- DIRECTION: Reproduce the listing below without changes, except that pictures are left out.

#### ENTRIES PROVIDED

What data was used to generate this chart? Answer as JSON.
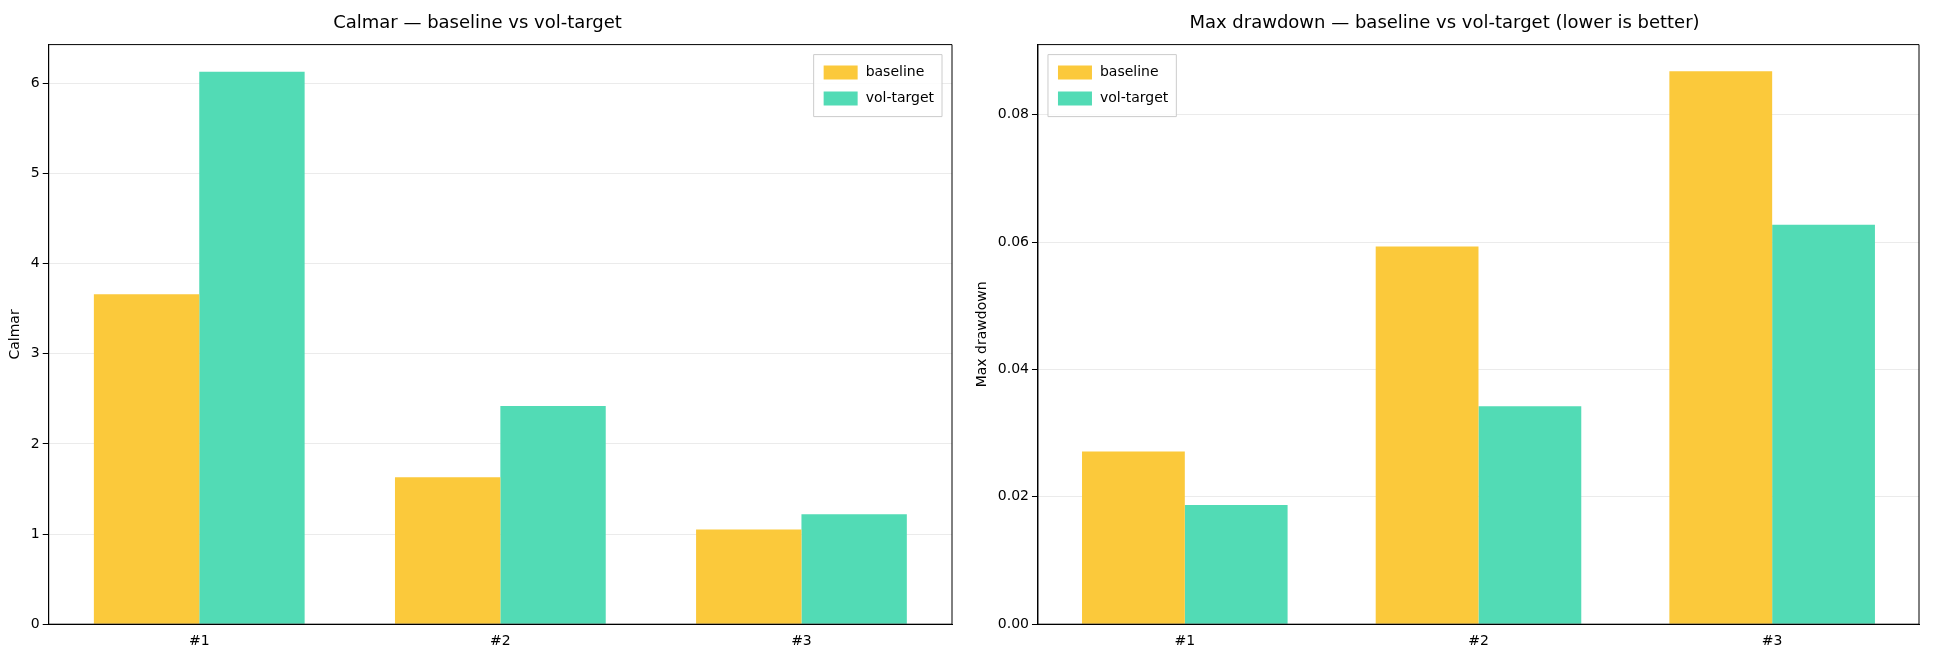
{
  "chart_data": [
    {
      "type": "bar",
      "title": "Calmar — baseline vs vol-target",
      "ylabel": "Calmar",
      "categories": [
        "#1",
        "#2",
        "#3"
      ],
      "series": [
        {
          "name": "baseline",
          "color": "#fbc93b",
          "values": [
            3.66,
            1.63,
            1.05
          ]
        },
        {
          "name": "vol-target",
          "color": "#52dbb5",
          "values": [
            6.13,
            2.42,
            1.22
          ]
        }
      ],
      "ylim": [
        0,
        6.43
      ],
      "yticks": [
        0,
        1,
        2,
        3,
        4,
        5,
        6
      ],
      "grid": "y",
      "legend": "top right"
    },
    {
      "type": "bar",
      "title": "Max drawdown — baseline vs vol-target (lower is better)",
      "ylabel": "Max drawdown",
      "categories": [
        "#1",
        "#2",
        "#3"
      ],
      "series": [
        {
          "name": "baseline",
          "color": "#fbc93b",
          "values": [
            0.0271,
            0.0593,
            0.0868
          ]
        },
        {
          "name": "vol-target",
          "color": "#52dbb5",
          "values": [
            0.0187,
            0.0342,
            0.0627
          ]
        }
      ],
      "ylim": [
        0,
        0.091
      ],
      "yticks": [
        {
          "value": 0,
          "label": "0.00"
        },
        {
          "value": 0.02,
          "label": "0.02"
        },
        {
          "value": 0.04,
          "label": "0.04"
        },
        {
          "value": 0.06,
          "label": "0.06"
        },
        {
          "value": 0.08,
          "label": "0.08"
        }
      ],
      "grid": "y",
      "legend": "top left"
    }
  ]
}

########

- RESULT OF THIS EXERCISE:
What data was used to generate this chart? Answer as JSON.
{
  "chart_data": [
    {
      "type": "bar",
      "title": "Calmar — baseline vs vol-target",
      "ylabel": "Calmar",
      "categories": [
        "#1",
        "#2",
        "#3"
      ],
      "series": [
        {
          "name": "baseline",
          "color": "#fbc93b",
          "values": [
            3.66,
            1.63,
            1.05
          ]
        },
        {
          "name": "vol-target",
          "color": "#52dbb5",
          "values": [
            6.13,
            2.42,
            1.22
          ]
        }
      ],
      "ylim": [
        0,
        6.43
      ],
      "yticks": [
        0,
        1,
        2,
        3,
        4,
        5,
        6
      ],
      "grid": "y",
      "legend": "top right"
    },
    {
      "type": "bar",
      "title": "Max drawdown — baseline vs vol-target (lower is better)",
      "ylabel": "Max drawdown",
      "categories": [
        "#1",
        "#2",
        "#3"
      ],
      "series": [
        {
          "name": "baseline",
          "color": "#fbc93b",
          "values": [
            0.0271,
            0.0593,
            0.0868
          ]
        },
        {
          "name": "vol-target",
          "color": "#52dbb5",
          "values": [
            0.0187,
            0.0342,
            0.0627
          ]
        }
      ],
      "ylim": [
        0,
        0.091
      ],
      "yticks": [
        {
          "value": 0,
          "label": "0.00"
        },
        {
          "value": 0.02,
          "label": "0.02"
        },
        {
          "value": 0.04,
          "label": "0.04"
        },
        {
          "value": 0.06,
          "label": "0.06"
        },
        {
          "value": 0.08,
          "label": "0.08"
        }
      ],
      "grid": "y",
      "legend": "top left"
    }
  ]
}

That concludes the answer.